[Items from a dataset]
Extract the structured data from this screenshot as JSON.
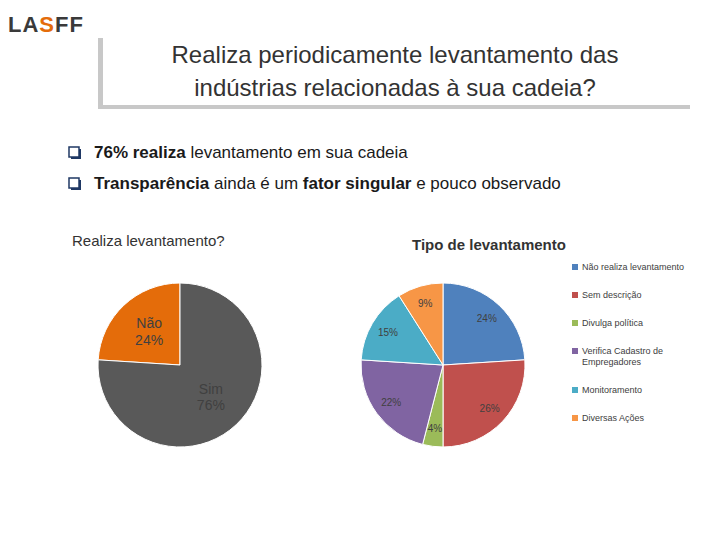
{
  "logo": "LASFF",
  "title": "Realiza periodicamente levantamento das indústrias relacionadas à sua cadeia?",
  "bullets": [
    [
      {
        "text": "76% realiza",
        "bold": true
      },
      {
        "text": " levantamento em sua cadeia",
        "bold": false
      }
    ],
    [
      {
        "text": "Transparência",
        "bold": true
      },
      {
        "text": " ainda é um ",
        "bold": false
      },
      {
        "text": "fator singular",
        "bold": true
      },
      {
        "text": " e pouco observado",
        "bold": false
      }
    ]
  ],
  "chart_data": [
    {
      "type": "pie",
      "title": "Realiza levantamento?",
      "categories": [
        "Não",
        "Sim"
      ],
      "values": [
        24,
        76
      ],
      "value_labels": [
        "24%",
        "76%"
      ],
      "colors": [
        "#e46c0a",
        "#595959"
      ],
      "data_labels": true
    },
    {
      "type": "pie",
      "title": "Tipo de levantamento",
      "categories": [
        "Não realiza levantamento",
        "Sem descrição",
        "Divulga política",
        "Verifica Cadastro de Empregadores",
        "Monitoramento",
        "Diversas Ações"
      ],
      "values": [
        24,
        26,
        4,
        22,
        15,
        9
      ],
      "value_labels": [
        "24%",
        "26%",
        "4%",
        "22%",
        "15%",
        "9%"
      ],
      "colors": [
        "#4f81bd",
        "#c0504d",
        "#9bbb59",
        "#8064a2",
        "#4bacc6",
        "#f79646"
      ],
      "data_labels": true,
      "legend": "right"
    }
  ]
}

> Given problem
Collect each line of the entries that has the word "levantamento", copying it in full.

> Result of this exercise
  "title": "Realiza periodicamente levantamento das indústrias relacionadas à sua cadeia?",
        "text": " levantamento em sua cadeia",
      "title": "Realiza levantamento?",
      "title": "Tipo de levantamento",
        "Não realiza levantamento",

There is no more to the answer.